§ Problem details: Here are some records. Copy each one exactly.

==============================

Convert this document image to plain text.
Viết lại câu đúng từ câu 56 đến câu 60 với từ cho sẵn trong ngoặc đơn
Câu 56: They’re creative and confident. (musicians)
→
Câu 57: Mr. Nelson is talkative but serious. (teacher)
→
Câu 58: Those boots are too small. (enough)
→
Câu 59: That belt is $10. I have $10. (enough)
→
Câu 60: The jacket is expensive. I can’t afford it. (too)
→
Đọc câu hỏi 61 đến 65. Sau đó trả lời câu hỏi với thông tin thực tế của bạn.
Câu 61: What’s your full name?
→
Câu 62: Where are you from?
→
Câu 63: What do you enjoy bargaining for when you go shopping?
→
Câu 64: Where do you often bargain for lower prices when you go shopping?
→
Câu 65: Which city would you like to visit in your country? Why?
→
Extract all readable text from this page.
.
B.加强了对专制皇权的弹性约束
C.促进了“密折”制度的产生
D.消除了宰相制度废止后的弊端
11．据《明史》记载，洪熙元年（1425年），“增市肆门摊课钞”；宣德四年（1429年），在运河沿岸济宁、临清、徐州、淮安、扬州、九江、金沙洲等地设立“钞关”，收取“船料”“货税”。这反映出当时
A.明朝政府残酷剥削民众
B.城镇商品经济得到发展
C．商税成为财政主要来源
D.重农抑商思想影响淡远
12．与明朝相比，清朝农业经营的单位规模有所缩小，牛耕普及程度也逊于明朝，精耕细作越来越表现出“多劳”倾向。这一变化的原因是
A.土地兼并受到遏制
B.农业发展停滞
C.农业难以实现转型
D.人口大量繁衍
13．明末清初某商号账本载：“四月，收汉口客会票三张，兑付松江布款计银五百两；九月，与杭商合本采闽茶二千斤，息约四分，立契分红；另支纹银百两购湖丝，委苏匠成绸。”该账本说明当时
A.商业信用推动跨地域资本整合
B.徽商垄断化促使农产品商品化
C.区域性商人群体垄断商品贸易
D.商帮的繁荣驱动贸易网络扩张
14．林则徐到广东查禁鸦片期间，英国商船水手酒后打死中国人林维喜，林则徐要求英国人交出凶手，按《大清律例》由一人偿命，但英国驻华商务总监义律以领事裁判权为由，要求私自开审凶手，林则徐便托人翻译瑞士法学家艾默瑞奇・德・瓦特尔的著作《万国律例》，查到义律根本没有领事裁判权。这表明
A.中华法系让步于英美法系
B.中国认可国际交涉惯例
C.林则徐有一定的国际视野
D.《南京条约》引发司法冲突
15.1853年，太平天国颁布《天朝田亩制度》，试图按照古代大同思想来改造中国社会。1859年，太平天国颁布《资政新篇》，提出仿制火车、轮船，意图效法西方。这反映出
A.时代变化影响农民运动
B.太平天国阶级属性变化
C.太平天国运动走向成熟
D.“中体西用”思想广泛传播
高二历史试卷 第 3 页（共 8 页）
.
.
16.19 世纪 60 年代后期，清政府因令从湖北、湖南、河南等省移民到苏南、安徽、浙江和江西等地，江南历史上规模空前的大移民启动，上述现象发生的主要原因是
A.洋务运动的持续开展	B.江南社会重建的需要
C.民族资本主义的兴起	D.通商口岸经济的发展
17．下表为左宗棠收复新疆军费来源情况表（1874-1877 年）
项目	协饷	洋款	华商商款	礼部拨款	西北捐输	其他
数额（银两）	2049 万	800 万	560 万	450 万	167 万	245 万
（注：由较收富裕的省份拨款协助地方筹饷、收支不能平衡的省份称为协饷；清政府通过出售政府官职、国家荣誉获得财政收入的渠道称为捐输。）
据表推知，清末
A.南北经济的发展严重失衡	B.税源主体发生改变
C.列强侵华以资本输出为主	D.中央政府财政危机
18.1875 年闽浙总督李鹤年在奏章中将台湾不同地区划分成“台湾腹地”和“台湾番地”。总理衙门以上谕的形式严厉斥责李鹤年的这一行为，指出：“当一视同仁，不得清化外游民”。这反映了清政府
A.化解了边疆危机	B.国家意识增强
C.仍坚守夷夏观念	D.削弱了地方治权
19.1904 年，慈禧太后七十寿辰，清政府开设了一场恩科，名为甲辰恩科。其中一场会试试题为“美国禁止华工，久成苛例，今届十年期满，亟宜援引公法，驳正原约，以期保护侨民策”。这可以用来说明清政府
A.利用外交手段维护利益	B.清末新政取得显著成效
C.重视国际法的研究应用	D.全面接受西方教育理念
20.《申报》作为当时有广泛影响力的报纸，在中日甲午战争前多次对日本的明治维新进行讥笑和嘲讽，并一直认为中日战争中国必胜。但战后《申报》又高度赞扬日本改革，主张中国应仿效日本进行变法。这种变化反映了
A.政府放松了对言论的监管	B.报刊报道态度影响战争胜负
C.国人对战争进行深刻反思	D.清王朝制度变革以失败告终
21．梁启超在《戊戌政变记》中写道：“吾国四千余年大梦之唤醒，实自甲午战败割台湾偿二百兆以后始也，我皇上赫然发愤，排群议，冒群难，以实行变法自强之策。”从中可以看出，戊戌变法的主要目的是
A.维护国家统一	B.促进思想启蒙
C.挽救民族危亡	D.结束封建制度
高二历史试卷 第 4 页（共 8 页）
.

==============================

§ Answer for this exercise:
Convert this document image to plain text.
Viết lại câu đúng từ câu 56 đến câu 60 với từ cho sẵn trong ngoặc đơn
Câu 56: They’re creative and confident. (musicians)
→
Câu 57: Mr. Nelson is talkative but serious. (teacher)
→
Câu 58: Those boots are too small. (enough)
→
Câu 59: That belt is $10. I have $10. (enough)
→
Câu 60: The jacket is expensive. I can’t afford it. (too)
→
Đọc câu hỏi 61 đến 65. Sau đó trả lời câu hỏi với thông tin thực tế của bạn.
Câu 61: What’s your full name?
→
Câu 62: Where are you from?
→
Câu 63: What do you enjoy bargaining for when you go shopping?
→
Câu 64: Where do you often bargain for lower prices when you go shopping?
→
Câu 65: Which city would you like to visit in your country? Why?
→
Extract all readable text from this page.
.
B.加强了对专制皇权的弹性约束
C.促进了“密折”制度的产生
D.消除了宰相制度废止后的弊端
11．据《明史》记载，洪熙元年（1425年），“增市肆门摊课钞”；宣德四年（1429年），在运河沿岸济宁、临清、徐州、淮安、扬州、九江、金沙洲等地设立“钞关”，收取“船料”“货税”。这反映出当时
A.明朝政府残酷剥削民众
B.城镇商品经济得到发展
C．商税成为财政主要来源
D.重农抑商思想影响淡远
12．与明朝相比，清朝农业经营的单位规模有所缩小，牛耕普及程度也逊于明朝，精耕细作越来越表现出“多劳”倾向。这一变化的原因是
A.土地兼并受到遏制
B.农业发展停滞
C.农业难以实现转型
D.人口大量繁衍
13．明末清初某商号账本载：“四月，收汉口客会票三张，兑付松江布款计银五百两；九月，与杭商合本采闽茶二千斤，息约四分，立契分红；另支纹银百两购湖丝，委苏匠成绸。”该账本说明当时
A.商业信用推动跨地域资本整合
B.徽商垄断化促使农产品商品化
C.区域性商人群体垄断商品贸易
D.商帮的繁荣驱动贸易网络扩张
14．林则徐到广东查禁鸦片期间，英国商船水手酒后打死中国人林维喜，林则徐要求英国人交出凶手，按《大清律例》由一人偿命，但英国驻华商务总监义律以领事裁判权为由，要求私自开审凶手，林则徐便托人翻译瑞士法学家艾默瑞奇・德・瓦特尔的著作《万国律例》，查到义律根本没有领事裁判权。这表明
A.中华法系让步于英美法系
B.中国认可国际交涉惯例
C.林则徐有一定的国际视野
D.《南京条约》引发司法冲突
15.1853年，太平天国颁布《天朝田亩制度》，试图按照古代大同思想来改造中国社会。1859年，太平天国颁布《资政新篇》，提出仿制火车、轮船，意图效法西方。这反映出
A.时代变化影响农民运动
B.太平天国阶级属性变化
C.太平天国运动走向成熟
D.“中体西用”思想广泛传播
高二历史试卷 第 3 页（共 8 页）
.
.
16.19 世纪 60 年代后期，清政府因令从湖北、湖南、河南等省移民到苏南、安徽、浙江和江西等地，江南历史上规模空前的大移民启动，上述现象发生的主要原因是
A.洋务运动的持续开展	B.江南社会重建的需要
C.民族资本主义的兴起	D.通商口岸经济的发展
17．下表为左宗棠收复新疆军费来源情况表（1874-1877 年）
项目	协饷	洋款	华商商款	礼部拨款	西北捐输	其他
数额（银两）	2049 万	800 万	560 万	450 万	167 万	245 万
（注：由较收富裕的省份拨款协助地方筹饷、收支不能平衡的省份称为协饷；清政府通过出售政府官职、国家荣誉获得财政收入的渠道称为捐输。）
据表推知，清末
A.南北经济的发展严重失衡	B.税源主体发生改变
C.列强侵华以资本输出为主	D.中央政府财政危机
18.1875 年闽浙总督李鹤年在奏章中将台湾不同地区划分成“台湾腹地”和“台湾番地”。总理衙门以上谕的形式严厉斥责李鹤年的这一行为，指出：“当一视同仁，不得清化外游民”。这反映了清政府
A.化解了边疆危机	B.国家意识增强
C.仍坚守夷夏观念	D.削弱了地方治权
19.1904 年，慈禧太后七十寿辰，清政府开设了一场恩科，名为甲辰恩科。其中一场会试试题为“美国禁止华工，久成苛例，今届十年期满，亟宜援引公法，驳正原约，以期保护侨民策”。这可以用来说明清政府
A.利用外交手段维护利益	B.清末新政取得显著成效
C.重视国际法的研究应用	D.全面接受西方教育理念
20.《申报》作为当时有广泛影响力的报纸，在中日甲午战争前多次对日本的明治维新进行讥笑和嘲讽，并一直认为中日战争中国必胜。但战后《申报》又高度赞扬日本改革，主张中国应仿效日本进行变法。这种变化反映了
A.政府放松了对言论的监管	B.报刊报道态度影响战争胜负
C.国人对战争进行深刻反思	D.清王朝制度变革以失败告终
21．梁启超在《戊戌政变记》中写道：“吾国四千余年大梦之唤醒，实自甲午战败割台湾偿二百兆以后始也，我皇上赫然发愤，排群议，冒群难，以实行变法自强之策。”从中可以看出，戊戌变法的主要目的是
A.维护国家统一	B.促进思想启蒙
C.挽救民族危亡	D.结束封建制度
高二历史试卷 第 4 页（共 8 页）
.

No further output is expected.